Stored items:

....

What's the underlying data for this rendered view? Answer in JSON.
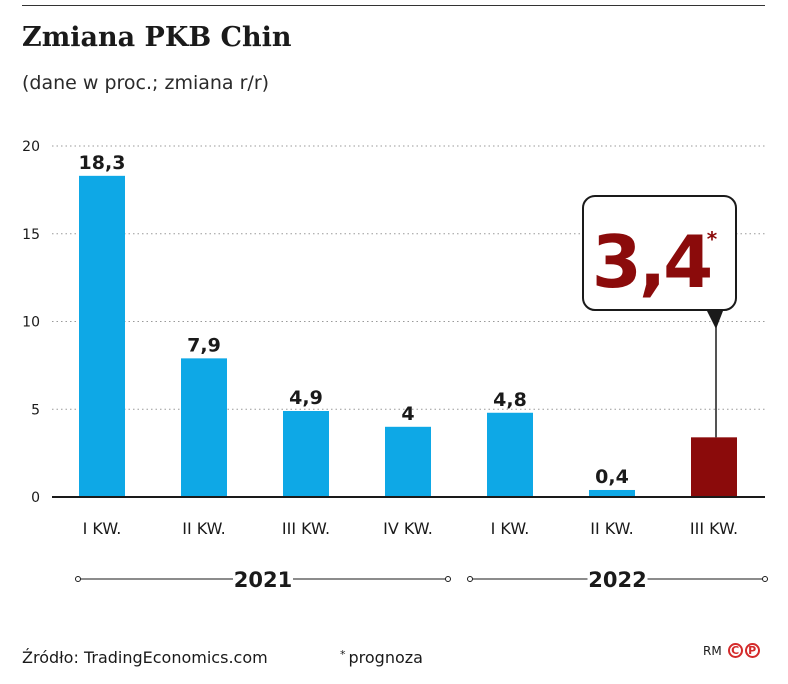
{
  "header": {
    "title": "Zmiana PKB Chin",
    "subtitle": "(dane w proc.; zmiana r/r)"
  },
  "chart_data": {
    "type": "bar",
    "title": "Zmiana PKB Chin",
    "subtitle": "(dane w proc.; zmiana r/r)",
    "xlabel": "",
    "ylabel": "",
    "ylim": [
      0,
      20
    ],
    "yticks": [
      "0",
      "5",
      "10",
      "15",
      "20"
    ],
    "grid": true,
    "categories": [
      "I KW.",
      "II KW.",
      "III KW.",
      "IV KW.",
      "I KW.",
      "II KW.",
      "III KW."
    ],
    "values": [
      18.3,
      7.9,
      4.9,
      4,
      4.8,
      0.4,
      3.4
    ],
    "labels": [
      "18,3",
      "7,9",
      "4,9",
      "4",
      "4,8",
      "0,4",
      ""
    ],
    "year_groups": [
      {
        "label": "2021",
        "from": 0,
        "to": 3
      },
      {
        "label": "2022",
        "from": 4,
        "to": 6
      }
    ],
    "colors": {
      "actual": "#0ea8e6",
      "forecast": "#8b0b0b"
    },
    "forecast_index": 6,
    "callout": {
      "value": "3,4",
      "marker": "*"
    }
  },
  "footer": {
    "source": "Źródło: TradingEconomics.com",
    "note_marker": "*",
    "note": "prognoza",
    "author": "RM",
    "badge_c": "C",
    "badge_p": "P"
  }
}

....

*The task*
All lines that include "subtitle" are to be gathered and copied.

*Complete answer*
    "subtitle": "(dane w proc.; zmiana r/r)"
    "subtitle": "(dane w proc.; zmiana r/r)",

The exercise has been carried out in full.